* Stored data *
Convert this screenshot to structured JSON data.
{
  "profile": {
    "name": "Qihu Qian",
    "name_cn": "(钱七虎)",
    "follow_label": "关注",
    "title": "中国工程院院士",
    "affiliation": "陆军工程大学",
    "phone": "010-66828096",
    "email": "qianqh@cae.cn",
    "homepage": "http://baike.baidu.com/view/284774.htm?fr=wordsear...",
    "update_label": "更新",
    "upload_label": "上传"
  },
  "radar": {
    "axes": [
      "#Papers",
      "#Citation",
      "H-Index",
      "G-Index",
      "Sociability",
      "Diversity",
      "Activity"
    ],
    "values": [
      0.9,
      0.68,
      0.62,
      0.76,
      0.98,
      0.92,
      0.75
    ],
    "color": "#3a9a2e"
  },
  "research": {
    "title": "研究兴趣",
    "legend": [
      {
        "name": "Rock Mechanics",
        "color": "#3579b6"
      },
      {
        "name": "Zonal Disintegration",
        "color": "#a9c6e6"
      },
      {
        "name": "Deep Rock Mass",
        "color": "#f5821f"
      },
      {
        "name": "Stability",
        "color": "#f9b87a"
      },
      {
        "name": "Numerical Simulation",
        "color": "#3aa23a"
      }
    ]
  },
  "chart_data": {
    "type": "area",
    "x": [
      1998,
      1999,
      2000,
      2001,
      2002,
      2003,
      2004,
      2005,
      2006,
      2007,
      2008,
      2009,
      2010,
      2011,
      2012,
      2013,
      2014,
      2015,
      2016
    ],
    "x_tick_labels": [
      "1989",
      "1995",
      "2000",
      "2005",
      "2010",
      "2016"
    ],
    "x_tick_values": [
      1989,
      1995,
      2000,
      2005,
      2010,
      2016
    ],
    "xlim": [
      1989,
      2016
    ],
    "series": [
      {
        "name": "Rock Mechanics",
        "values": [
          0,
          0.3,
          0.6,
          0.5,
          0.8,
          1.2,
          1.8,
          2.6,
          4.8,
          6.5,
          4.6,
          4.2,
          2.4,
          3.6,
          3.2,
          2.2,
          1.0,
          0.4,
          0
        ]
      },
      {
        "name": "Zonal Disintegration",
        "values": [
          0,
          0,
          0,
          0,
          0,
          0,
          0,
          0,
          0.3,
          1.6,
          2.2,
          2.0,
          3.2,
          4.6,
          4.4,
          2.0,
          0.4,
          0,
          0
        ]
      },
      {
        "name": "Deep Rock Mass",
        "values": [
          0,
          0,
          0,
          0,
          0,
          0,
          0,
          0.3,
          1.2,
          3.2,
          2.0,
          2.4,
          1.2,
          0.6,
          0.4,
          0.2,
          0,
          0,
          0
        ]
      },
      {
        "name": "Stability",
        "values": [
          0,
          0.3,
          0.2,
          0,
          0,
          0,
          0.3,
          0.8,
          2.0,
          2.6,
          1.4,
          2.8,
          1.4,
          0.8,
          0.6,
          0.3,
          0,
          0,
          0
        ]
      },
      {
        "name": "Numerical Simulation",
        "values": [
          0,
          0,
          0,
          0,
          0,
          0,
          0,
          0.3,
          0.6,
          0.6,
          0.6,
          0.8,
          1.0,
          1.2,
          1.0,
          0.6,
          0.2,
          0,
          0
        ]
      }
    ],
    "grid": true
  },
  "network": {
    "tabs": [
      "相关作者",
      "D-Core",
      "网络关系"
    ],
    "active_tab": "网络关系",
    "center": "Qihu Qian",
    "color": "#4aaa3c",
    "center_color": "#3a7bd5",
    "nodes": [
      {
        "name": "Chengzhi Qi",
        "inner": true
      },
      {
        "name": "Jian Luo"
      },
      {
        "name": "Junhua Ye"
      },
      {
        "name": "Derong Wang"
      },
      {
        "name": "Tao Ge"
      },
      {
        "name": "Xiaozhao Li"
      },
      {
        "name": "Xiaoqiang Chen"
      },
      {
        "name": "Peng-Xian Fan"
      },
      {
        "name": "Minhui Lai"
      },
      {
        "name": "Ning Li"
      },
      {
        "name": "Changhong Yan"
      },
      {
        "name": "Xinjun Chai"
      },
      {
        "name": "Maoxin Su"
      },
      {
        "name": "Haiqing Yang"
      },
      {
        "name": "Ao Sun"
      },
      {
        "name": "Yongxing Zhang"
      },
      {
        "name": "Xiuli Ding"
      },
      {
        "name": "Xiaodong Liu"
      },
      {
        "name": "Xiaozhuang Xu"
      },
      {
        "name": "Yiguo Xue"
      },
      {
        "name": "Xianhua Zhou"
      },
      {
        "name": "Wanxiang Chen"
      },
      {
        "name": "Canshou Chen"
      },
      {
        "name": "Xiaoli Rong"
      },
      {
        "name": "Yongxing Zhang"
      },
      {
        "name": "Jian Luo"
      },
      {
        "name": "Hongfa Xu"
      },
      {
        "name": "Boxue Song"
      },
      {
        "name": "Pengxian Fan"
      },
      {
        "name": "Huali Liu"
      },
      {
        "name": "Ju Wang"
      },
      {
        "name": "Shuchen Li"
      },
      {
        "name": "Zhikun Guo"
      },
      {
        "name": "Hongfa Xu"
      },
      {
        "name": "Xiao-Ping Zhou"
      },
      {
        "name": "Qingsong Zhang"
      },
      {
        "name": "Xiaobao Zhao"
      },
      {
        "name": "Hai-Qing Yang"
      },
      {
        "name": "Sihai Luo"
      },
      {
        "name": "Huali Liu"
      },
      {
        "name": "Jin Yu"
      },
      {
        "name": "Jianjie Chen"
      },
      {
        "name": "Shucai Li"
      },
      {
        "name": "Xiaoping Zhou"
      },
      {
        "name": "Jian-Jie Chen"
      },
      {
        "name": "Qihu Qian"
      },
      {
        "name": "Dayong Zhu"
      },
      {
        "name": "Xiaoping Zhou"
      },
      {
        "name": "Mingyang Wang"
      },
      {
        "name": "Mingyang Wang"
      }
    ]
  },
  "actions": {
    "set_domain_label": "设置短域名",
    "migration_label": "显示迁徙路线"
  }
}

* What to produce *
Exactly reproduce every line of the data above.

* Correct answer *
Convert this screenshot to structured JSON data.
{
  "profile": {
    "name": "Qihu Qian",
    "name_cn": "(钱七虎)",
    "follow_label": "关注",
    "title": "中国工程院院士",
    "affiliation": "陆军工程大学",
    "phone": "010-66828096",
    "email": "qianqh@cae.cn",
    "homepage": "http://baike.baidu.com/view/284774.htm?fr=wordsear...",
    "update_label": "更新",
    "upload_label": "上传"
  },
  "radar": {
    "axes": [
      "#Papers",
      "#Citation",
      "H-Index",
      "G-Index",
      "Sociability",
      "Diversity",
      "Activity"
    ],
    "values": [
      0.9,
      0.68,
      0.62,
      0.76,
      0.98,
      0.92,
      0.75
    ],
    "color": "#3a9a2e"
  },
  "research": {
    "title": "研究兴趣",
    "legend": [
      {
        "name": "Rock Mechanics",
        "color": "#3579b6"
      },
      {
        "name": "Zonal Disintegration",
        "color": "#a9c6e6"
      },
      {
        "name": "Deep Rock Mass",
        "color": "#f5821f"
      },
      {
        "name": "Stability",
        "color": "#f9b87a"
      },
      {
        "name": "Numerical Simulation",
        "color": "#3aa23a"
      }
    ]
  },
  "chart_data": {
    "type": "area",
    "x": [
      1998,
      1999,
      2000,
      2001,
      2002,
      2003,
      2004,
      2005,
      2006,
      2007,
      2008,
      2009,
      2010,
      2011,
      2012,
      2013,
      2014,
      2015,
      2016
    ],
    "x_tick_labels": [
      "1989",
      "1995",
      "2000",
      "2005",
      "2010",
      "2016"
    ],
    "x_tick_values": [
      1989,
      1995,
      2000,
      2005,
      2010,
      2016
    ],
    "xlim": [
      1989,
      2016
    ],
    "series": [
      {
        "name": "Rock Mechanics",
        "values": [
          0,
          0.3,
          0.6,
          0.5,
          0.8,
          1.2,
          1.8,
          2.6,
          4.8,
          6.5,
          4.6,
          4.2,
          2.4,
          3.6,
          3.2,
          2.2,
          1.0,
          0.4,
          0
        ]
      },
      {
        "name": "Zonal Disintegration",
        "values": [
          0,
          0,
          0,
          0,
          0,
          0,
          0,
          0,
          0.3,
          1.6,
          2.2,
          2.0,
          3.2,
          4.6,
          4.4,
          2.0,
          0.4,
          0,
          0
        ]
      },
      {
        "name": "Deep Rock Mass",
        "values": [
          0,
          0,
          0,
          0,
          0,
          0,
          0,
          0.3,
          1.2,
          3.2,
          2.0,
          2.4,
          1.2,
          0.6,
          0.4,
          0.2,
          0,
          0,
          0
        ]
      },
      {
        "name": "Stability",
        "values": [
          0,
          0.3,
          0.2,
          0,
          0,
          0,
          0.3,
          0.8,
          2.0,
          2.6,
          1.4,
          2.8,
          1.4,
          0.8,
          0.6,
          0.3,
          0,
          0,
          0
        ]
      },
      {
        "name": "Numerical Simulation",
        "values": [
          0,
          0,
          0,
          0,
          0,
          0,
          0,
          0.3,
          0.6,
          0.6,
          0.6,
          0.8,
          1.0,
          1.2,
          1.0,
          0.6,
          0.2,
          0,
          0
        ]
      }
    ],
    "grid": true
  },
  "network": {
    "tabs": [
      "相关作者",
      "D-Core",
      "网络关系"
    ],
    "active_tab": "网络关系",
    "center": "Qihu Qian",
    "color": "#4aaa3c",
    "center_color": "#3a7bd5",
    "nodes": [
      {
        "name": "Chengzhi Qi",
        "inner": true
      },
      {
        "name": "Jian Luo"
      },
      {
        "name": "Junhua Ye"
      },
      {
        "name": "Derong Wang"
      },
      {
        "name": "Tao Ge"
      },
      {
        "name": "Xiaozhao Li"
      },
      {
        "name": "Xiaoqiang Chen"
      },
      {
        "name": "Peng-Xian Fan"
      },
      {
        "name": "Minhui Lai"
      },
      {
        "name": "Ning Li"
      },
      {
        "name": "Changhong Yan"
      },
      {
        "name": "Xinjun Chai"
      },
      {
        "name": "Maoxin Su"
      },
      {
        "name": "Haiqing Yang"
      },
      {
        "name": "Ao Sun"
      },
      {
        "name": "Yongxing Zhang"
      },
      {
        "name": "Xiuli Ding"
      },
      {
        "name": "Xiaodong Liu"
      },
      {
        "name": "Xiaozhuang Xu"
      },
      {
        "name": "Yiguo Xue"
      },
      {
        "name": "Xianhua Zhou"
      },
      {
        "name": "Wanxiang Chen"
      },
      {
        "name": "Canshou Chen"
      },
      {
        "name": "Xiaoli Rong"
      },
      {
        "name": "Yongxing Zhang"
      },
      {
        "name": "Jian Luo"
      },
      {
        "name": "Hongfa Xu"
      },
      {
        "name": "Boxue Song"
      },
      {
        "name": "Pengxian Fan"
      },
      {
        "name": "Huali Liu"
      },
      {
        "name": "Ju Wang"
      },
      {
        "name": "Shuchen Li"
      },
      {
        "name": "Zhikun Guo"
      },
      {
        "name": "Hongfa Xu"
      },
      {
        "name": "Xiao-Ping Zhou"
      },
      {
        "name": "Qingsong Zhang"
      },
      {
        "name": "Xiaobao Zhao"
      },
      {
        "name": "Hai-Qing Yang"
      },
      {
        "name": "Sihai Luo"
      },
      {
        "name": "Huali Liu"
      },
      {
        "name": "Jin Yu"
      },
      {
        "name": "Jianjie Chen"
      },
      {
        "name": "Shucai Li"
      },
      {
        "name": "Xiaoping Zhou"
      },
      {
        "name": "Jian-Jie Chen"
      },
      {
        "name": "Qihu Qian"
      },
      {
        "name": "Dayong Zhu"
      },
      {
        "name": "Xiaoping Zhou"
      },
      {
        "name": "Mingyang Wang"
      },
      {
        "name": "Mingyang Wang"
      }
    ]
  },
  "actions": {
    "set_domain_label": "设置短域名",
    "migration_label": "显示迁徙路线"
  }
}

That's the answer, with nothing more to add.